§ **Brief**
State how many lines of the listing below include the word "text". Give only the number.

§ **Data shown**

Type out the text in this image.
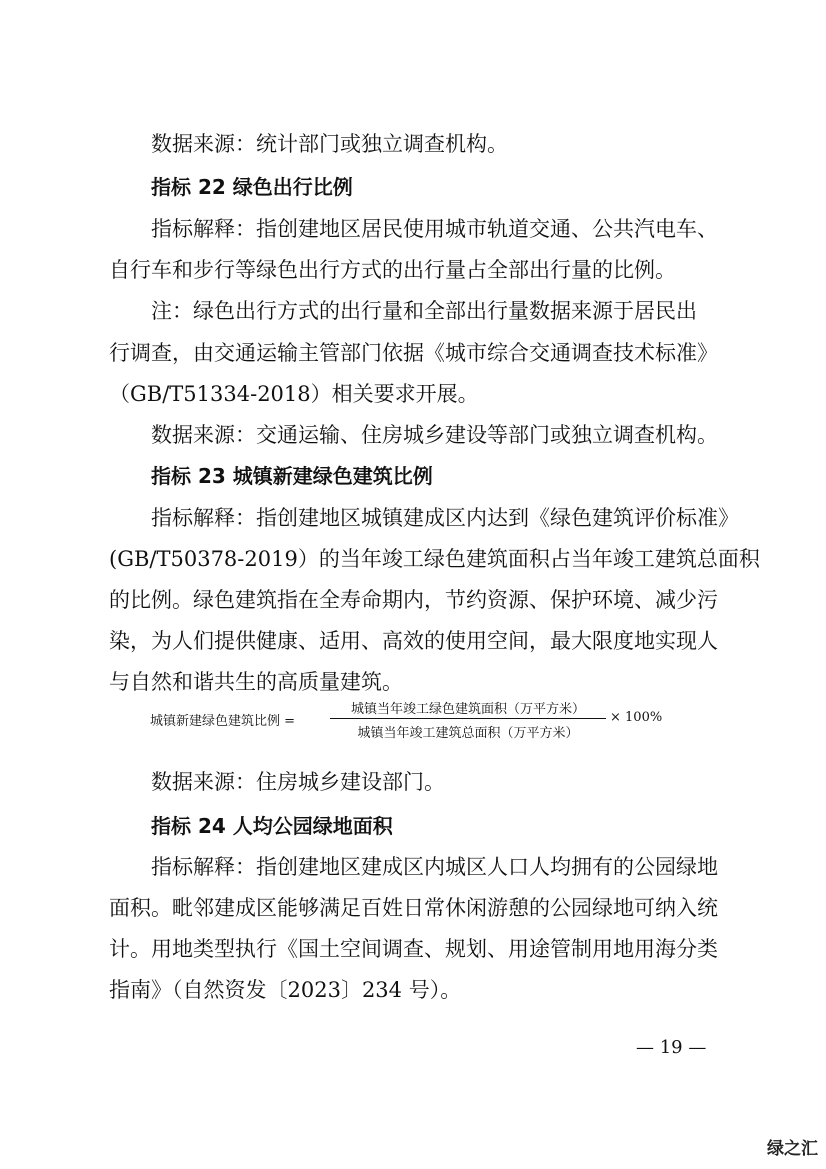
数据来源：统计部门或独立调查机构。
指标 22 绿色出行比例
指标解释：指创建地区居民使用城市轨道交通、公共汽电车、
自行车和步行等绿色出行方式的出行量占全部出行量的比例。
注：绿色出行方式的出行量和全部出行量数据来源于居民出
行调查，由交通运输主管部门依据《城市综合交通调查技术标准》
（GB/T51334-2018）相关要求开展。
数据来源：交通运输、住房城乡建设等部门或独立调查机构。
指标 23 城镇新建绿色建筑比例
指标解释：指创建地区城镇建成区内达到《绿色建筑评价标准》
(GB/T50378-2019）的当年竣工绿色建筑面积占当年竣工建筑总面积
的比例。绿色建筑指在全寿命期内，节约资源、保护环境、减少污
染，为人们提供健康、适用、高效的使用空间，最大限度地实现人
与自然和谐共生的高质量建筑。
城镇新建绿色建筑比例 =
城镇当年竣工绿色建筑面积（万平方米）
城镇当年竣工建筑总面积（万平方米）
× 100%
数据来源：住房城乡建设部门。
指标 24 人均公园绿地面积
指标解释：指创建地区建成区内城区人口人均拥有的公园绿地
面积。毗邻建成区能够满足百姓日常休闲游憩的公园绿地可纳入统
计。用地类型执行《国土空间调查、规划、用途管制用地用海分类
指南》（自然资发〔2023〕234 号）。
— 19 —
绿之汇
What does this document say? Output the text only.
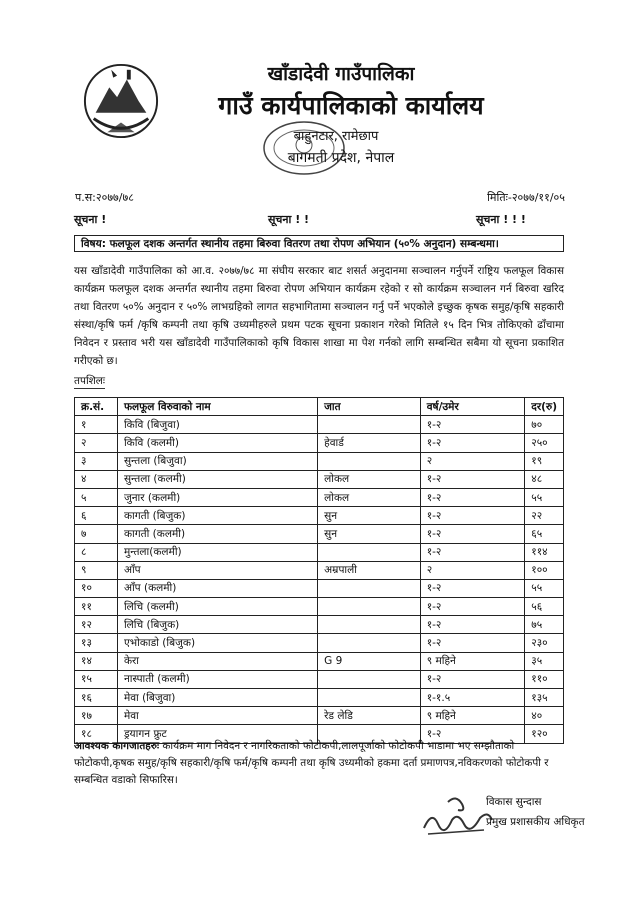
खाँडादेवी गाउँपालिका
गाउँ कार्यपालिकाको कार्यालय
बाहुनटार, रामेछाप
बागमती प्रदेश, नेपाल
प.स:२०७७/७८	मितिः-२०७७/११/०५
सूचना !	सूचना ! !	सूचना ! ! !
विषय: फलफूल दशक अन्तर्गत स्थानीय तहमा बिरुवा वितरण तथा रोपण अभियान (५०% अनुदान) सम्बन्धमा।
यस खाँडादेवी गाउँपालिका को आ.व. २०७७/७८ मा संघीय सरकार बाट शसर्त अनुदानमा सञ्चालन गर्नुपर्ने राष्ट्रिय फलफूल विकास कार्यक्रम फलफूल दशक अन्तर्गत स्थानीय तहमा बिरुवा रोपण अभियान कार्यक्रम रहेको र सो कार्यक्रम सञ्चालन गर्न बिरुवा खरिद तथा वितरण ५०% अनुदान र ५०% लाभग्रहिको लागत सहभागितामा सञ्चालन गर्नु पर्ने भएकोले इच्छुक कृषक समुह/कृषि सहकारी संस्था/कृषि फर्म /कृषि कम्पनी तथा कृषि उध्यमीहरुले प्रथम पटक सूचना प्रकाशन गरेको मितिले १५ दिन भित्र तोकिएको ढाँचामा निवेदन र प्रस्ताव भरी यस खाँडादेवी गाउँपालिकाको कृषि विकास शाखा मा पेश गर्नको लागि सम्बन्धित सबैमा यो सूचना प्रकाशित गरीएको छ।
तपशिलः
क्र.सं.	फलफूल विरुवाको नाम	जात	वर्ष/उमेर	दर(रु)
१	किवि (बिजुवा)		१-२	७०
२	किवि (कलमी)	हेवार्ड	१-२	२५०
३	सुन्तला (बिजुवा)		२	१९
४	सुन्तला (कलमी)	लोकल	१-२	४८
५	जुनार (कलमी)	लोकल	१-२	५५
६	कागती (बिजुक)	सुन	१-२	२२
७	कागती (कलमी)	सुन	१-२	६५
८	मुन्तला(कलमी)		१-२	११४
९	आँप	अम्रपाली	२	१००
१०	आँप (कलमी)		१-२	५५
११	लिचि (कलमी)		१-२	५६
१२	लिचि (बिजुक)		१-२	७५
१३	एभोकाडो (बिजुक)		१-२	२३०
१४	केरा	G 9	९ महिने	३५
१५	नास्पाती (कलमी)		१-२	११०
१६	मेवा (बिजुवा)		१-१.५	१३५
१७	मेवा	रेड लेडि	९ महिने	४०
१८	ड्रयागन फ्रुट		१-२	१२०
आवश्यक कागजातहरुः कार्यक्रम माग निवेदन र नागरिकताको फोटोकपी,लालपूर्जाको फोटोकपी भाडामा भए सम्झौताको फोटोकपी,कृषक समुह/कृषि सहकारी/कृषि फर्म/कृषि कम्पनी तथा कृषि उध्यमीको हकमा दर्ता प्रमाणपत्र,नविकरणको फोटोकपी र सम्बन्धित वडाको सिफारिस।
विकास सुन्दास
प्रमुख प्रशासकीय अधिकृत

§ **Written solution**
2